Available data:

========================================================================

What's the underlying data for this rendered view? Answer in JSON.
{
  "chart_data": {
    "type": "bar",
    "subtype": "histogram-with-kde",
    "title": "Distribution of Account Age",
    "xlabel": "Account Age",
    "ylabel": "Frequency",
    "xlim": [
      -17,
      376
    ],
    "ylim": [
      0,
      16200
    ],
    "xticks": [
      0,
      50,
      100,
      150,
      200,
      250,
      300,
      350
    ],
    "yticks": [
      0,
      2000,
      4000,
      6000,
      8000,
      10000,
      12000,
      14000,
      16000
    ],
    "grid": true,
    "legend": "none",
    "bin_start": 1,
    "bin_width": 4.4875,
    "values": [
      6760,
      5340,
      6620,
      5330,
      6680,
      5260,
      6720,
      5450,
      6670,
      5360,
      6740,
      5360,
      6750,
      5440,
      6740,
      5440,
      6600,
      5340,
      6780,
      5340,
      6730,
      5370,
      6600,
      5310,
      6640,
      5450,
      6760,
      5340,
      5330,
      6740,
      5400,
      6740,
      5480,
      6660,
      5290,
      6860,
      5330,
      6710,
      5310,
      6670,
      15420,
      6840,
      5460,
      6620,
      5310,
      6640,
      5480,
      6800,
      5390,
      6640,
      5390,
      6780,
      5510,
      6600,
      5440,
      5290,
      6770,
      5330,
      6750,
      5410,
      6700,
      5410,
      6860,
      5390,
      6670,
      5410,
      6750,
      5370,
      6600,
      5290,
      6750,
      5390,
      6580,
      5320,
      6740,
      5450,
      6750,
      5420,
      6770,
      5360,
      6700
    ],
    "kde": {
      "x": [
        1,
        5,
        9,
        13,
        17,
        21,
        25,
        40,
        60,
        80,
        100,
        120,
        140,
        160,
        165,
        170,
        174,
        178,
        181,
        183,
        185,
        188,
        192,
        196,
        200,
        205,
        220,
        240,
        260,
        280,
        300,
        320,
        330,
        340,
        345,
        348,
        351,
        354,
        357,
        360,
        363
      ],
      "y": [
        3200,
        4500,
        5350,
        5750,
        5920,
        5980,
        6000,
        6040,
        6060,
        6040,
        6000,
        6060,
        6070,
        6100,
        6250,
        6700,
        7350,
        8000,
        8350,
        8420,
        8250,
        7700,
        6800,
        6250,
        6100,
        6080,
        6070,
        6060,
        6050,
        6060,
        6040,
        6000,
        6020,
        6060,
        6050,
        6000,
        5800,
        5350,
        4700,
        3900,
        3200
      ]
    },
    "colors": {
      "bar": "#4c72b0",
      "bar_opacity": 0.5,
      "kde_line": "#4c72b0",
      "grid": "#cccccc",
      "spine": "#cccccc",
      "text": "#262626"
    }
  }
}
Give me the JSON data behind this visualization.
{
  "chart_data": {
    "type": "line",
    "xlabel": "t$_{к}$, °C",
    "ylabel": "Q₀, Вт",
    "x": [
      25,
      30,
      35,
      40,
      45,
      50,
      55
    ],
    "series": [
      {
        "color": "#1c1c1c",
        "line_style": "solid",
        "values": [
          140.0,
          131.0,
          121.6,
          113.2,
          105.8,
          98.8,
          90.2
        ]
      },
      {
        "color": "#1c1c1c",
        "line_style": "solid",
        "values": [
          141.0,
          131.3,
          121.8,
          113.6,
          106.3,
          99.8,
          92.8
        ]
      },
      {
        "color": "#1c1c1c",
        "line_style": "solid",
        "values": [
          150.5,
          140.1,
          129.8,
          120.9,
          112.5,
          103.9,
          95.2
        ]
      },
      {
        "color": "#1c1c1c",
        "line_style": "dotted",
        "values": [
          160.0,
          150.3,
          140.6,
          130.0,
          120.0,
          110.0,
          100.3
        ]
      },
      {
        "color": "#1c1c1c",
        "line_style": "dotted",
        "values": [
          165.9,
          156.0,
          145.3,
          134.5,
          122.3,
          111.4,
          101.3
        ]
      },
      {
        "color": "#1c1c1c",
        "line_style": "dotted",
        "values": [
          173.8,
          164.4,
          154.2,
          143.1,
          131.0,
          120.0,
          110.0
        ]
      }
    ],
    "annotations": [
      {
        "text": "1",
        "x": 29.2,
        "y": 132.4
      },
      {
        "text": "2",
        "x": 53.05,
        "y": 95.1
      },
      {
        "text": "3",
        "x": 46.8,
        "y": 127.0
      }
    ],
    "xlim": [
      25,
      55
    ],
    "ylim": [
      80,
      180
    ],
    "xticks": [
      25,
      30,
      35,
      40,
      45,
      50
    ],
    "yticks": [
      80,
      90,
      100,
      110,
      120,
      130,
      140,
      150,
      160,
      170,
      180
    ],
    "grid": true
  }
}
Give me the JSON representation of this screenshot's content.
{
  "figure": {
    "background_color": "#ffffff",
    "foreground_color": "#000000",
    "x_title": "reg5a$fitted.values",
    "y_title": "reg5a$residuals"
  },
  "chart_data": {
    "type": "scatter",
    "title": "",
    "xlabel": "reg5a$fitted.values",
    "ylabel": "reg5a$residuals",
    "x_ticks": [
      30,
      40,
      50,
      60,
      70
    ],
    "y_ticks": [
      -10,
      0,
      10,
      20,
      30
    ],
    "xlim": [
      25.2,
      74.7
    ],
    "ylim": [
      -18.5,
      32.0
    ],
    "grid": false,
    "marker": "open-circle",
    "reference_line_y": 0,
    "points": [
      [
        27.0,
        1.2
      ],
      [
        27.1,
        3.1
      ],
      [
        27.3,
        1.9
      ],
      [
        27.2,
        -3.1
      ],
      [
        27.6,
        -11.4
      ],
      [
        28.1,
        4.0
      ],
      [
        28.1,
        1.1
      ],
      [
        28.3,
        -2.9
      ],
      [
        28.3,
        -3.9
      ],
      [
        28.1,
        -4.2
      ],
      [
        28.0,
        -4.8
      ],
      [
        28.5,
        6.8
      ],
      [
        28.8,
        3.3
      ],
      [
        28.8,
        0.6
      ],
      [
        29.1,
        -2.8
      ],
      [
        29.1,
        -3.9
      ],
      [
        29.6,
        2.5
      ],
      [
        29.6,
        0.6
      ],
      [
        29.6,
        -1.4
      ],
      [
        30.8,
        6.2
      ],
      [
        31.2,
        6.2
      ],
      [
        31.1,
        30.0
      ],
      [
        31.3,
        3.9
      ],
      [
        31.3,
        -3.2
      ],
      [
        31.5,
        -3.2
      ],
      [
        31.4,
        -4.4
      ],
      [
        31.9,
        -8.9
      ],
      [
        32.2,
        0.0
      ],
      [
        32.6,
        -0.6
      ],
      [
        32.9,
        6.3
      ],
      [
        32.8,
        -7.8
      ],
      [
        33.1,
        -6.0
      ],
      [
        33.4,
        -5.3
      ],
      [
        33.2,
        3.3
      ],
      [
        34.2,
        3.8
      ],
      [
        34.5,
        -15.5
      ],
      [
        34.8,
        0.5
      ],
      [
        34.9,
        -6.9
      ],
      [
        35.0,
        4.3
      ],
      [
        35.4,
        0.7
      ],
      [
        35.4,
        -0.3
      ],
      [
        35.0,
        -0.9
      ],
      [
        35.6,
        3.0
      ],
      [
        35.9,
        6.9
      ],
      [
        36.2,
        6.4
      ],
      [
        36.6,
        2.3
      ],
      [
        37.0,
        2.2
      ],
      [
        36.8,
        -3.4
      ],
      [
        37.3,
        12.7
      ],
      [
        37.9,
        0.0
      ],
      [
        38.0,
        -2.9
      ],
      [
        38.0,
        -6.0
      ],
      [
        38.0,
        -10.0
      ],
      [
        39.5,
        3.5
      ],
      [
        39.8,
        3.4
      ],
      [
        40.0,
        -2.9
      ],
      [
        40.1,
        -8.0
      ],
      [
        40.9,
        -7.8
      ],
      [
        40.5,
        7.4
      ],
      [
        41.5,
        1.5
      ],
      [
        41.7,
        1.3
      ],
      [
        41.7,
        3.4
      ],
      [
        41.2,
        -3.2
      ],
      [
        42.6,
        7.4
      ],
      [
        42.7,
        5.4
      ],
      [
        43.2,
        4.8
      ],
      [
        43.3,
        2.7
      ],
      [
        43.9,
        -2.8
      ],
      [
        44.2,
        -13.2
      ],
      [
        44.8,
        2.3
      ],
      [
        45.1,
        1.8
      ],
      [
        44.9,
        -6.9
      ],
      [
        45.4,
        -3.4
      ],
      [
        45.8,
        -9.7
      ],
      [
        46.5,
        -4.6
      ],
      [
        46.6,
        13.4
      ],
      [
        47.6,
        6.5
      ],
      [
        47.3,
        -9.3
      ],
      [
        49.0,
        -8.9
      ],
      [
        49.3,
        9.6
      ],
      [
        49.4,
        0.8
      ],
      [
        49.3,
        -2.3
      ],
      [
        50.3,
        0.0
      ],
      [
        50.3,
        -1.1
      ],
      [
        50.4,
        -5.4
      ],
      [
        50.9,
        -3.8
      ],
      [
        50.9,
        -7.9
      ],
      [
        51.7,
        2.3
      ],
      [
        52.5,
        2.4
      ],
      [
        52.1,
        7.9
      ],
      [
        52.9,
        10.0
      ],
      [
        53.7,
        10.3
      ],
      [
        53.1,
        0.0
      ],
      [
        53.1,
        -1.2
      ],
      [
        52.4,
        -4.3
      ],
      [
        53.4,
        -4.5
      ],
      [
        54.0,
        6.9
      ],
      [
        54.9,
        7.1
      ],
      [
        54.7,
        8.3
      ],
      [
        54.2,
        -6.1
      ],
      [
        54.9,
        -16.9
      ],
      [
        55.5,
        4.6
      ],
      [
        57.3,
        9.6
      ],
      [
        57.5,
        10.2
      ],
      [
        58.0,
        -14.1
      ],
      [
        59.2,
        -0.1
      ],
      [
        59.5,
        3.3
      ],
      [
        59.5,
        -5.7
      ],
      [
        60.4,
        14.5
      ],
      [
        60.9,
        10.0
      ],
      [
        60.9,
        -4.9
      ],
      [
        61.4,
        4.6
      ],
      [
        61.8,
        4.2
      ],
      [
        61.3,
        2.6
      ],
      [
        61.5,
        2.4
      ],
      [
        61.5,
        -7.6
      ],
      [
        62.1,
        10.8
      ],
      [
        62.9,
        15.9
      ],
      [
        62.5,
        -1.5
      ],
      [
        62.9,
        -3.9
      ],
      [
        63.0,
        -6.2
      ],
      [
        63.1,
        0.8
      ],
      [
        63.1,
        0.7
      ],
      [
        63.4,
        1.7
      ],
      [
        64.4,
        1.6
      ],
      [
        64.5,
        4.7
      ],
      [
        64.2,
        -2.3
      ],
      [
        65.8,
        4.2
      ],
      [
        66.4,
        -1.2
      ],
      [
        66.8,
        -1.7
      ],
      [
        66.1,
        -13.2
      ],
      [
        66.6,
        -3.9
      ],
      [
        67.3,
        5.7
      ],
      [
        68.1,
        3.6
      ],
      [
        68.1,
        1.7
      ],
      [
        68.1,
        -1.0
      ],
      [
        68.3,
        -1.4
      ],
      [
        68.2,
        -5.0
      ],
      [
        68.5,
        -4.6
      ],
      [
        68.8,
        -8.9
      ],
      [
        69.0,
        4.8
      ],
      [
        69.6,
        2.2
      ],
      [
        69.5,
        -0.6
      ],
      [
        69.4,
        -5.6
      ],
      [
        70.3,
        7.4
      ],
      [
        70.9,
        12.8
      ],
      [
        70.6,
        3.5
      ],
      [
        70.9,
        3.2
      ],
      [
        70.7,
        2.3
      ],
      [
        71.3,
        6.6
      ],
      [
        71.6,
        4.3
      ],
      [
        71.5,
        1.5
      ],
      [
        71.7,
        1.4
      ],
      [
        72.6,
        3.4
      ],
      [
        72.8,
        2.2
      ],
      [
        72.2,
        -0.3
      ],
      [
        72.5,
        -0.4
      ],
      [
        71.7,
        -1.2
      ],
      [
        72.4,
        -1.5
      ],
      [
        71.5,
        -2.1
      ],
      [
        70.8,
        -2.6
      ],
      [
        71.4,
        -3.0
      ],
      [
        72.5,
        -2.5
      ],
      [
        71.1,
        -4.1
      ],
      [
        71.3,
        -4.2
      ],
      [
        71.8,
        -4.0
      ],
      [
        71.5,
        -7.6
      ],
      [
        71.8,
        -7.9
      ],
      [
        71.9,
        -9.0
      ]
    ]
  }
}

========================================================================

Work required: Check each line above for the word "grid" and copy the ones that have it.

Result for this task:
    "grid": true,
      "grid": "#cccccc",
    "grid": true
    "grid": false,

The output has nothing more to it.